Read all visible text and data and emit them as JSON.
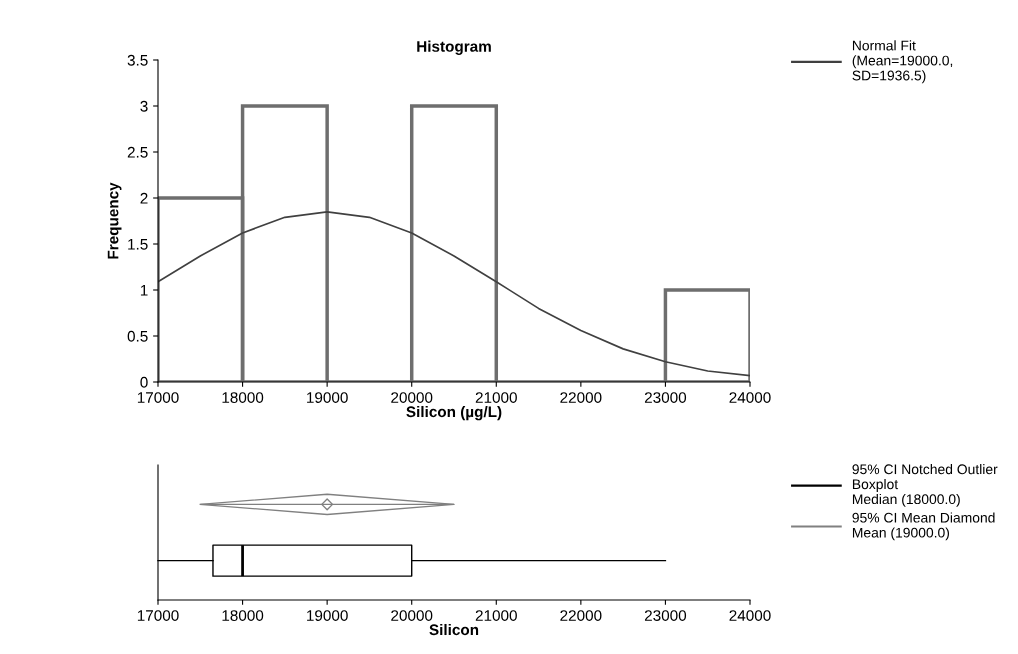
{
  "chart_data": [
    {
      "type": "histogram",
      "title": "Histogram",
      "xlabel": "Silicon (µg/L)",
      "ylabel": "Frequency",
      "bins": [
        17000,
        18000,
        19000,
        20000,
        21000,
        22000,
        23000,
        24000
      ],
      "values": [
        2,
        3,
        0,
        3,
        0,
        0,
        1
      ],
      "color": "#6e6e6e",
      "series": [
        {
          "name": "Normal Fit\n(Mean=19000.0,\nSD=1936.5)",
          "type": "line",
          "color": "#404040",
          "x": [
            17000,
            17500,
            18000,
            18500,
            19000,
            19500,
            20000,
            20500,
            21000,
            21500,
            22000,
            22500,
            23000,
            23500,
            24000
          ],
          "values": [
            1.09,
            1.37,
            1.62,
            1.79,
            1.85,
            1.79,
            1.62,
            1.37,
            1.09,
            0.8,
            0.56,
            0.36,
            0.22,
            0.12,
            0.07
          ]
        }
      ],
      "xlim": [
        17000,
        24000
      ],
      "xticks": [
        17000,
        18000,
        19000,
        20000,
        21000,
        22000,
        23000,
        24000
      ],
      "ylim": [
        0,
        3.5
      ],
      "yticks": [
        0,
        0.5,
        1,
        1.5,
        2,
        2.5,
        3,
        3.5
      ],
      "grid": false,
      "legend": "top right"
    },
    {
      "type": "box",
      "orientation": "horizontal",
      "xlabel": "Silicon",
      "categories": [
        null,
        null
      ],
      "series": [
        {
          "name": "95% CI Notched Outlier\nBoxplot\nMedian (18000.0)",
          "type": "box",
          "color": "#000000",
          "boxes": [
            null,
            {
              "low": 17000,
              "q1": 17650,
              "median": 18000,
              "q3": 20000,
              "high": 23000
            }
          ]
        },
        {
          "name": "95% CI Mean Diamond\nMean (19000.0)",
          "type": "scatter",
          "marker": "diamond",
          "color": "#808080",
          "values": [
            19000,
            null
          ],
          "errors": [
            [
              17500,
              20500
            ],
            null
          ]
        }
      ],
      "xlim": [
        17000,
        24000
      ],
      "xticks": [
        17000,
        18000,
        19000,
        20000,
        21000,
        22000,
        23000,
        24000
      ],
      "grid": false,
      "legend": "top right"
    }
  ]
}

········

■ Task brief ■
Reproduce the material word for word, minus the images.

■ Full response ■
Read all visible text and data and emit them as JSON.
{
  "chart_data": [
    {
      "type": "histogram",
      "title": "Histogram",
      "xlabel": "Silicon (µg/L)",
      "ylabel": "Frequency",
      "bins": [
        17000,
        18000,
        19000,
        20000,
        21000,
        22000,
        23000,
        24000
      ],
      "values": [
        2,
        3,
        0,
        3,
        0,
        0,
        1
      ],
      "color": "#6e6e6e",
      "series": [
        {
          "name": "Normal Fit\n(Mean=19000.0,\nSD=1936.5)",
          "type": "line",
          "color": "#404040",
          "x": [
            17000,
            17500,
            18000,
            18500,
            19000,
            19500,
            20000,
            20500,
            21000,
            21500,
            22000,
            22500,
            23000,
            23500,
            24000
          ],
          "values": [
            1.09,
            1.37,
            1.62,
            1.79,
            1.85,
            1.79,
            1.62,
            1.37,
            1.09,
            0.8,
            0.56,
            0.36,
            0.22,
            0.12,
            0.07
          ]
        }
      ],
      "xlim": [
        17000,
        24000
      ],
      "xticks": [
        17000,
        18000,
        19000,
        20000,
        21000,
        22000,
        23000,
        24000
      ],
      "ylim": [
        0,
        3.5
      ],
      "yticks": [
        0,
        0.5,
        1,
        1.5,
        2,
        2.5,
        3,
        3.5
      ],
      "grid": false,
      "legend": "top right"
    },
    {
      "type": "box",
      "orientation": "horizontal",
      "xlabel": "Silicon",
      "categories": [
        null,
        null
      ],
      "series": [
        {
          "name": "95% CI Notched Outlier\nBoxplot\nMedian (18000.0)",
          "type": "box",
          "color": "#000000",
          "boxes": [
            null,
            {
              "low": 17000,
              "q1": 17650,
              "median": 18000,
              "q3": 20000,
              "high": 23000
            }
          ]
        },
        {
          "name": "95% CI Mean Diamond\nMean (19000.0)",
          "type": "scatter",
          "marker": "diamond",
          "color": "#808080",
          "values": [
            19000,
            null
          ],
          "errors": [
            [
              17500,
              20500
            ],
            null
          ]
        }
      ],
      "xlim": [
        17000,
        24000
      ],
      "xticks": [
        17000,
        18000,
        19000,
        20000,
        21000,
        22000,
        23000,
        24000
      ],
      "grid": false,
      "legend": "top right"
    }
  ]
}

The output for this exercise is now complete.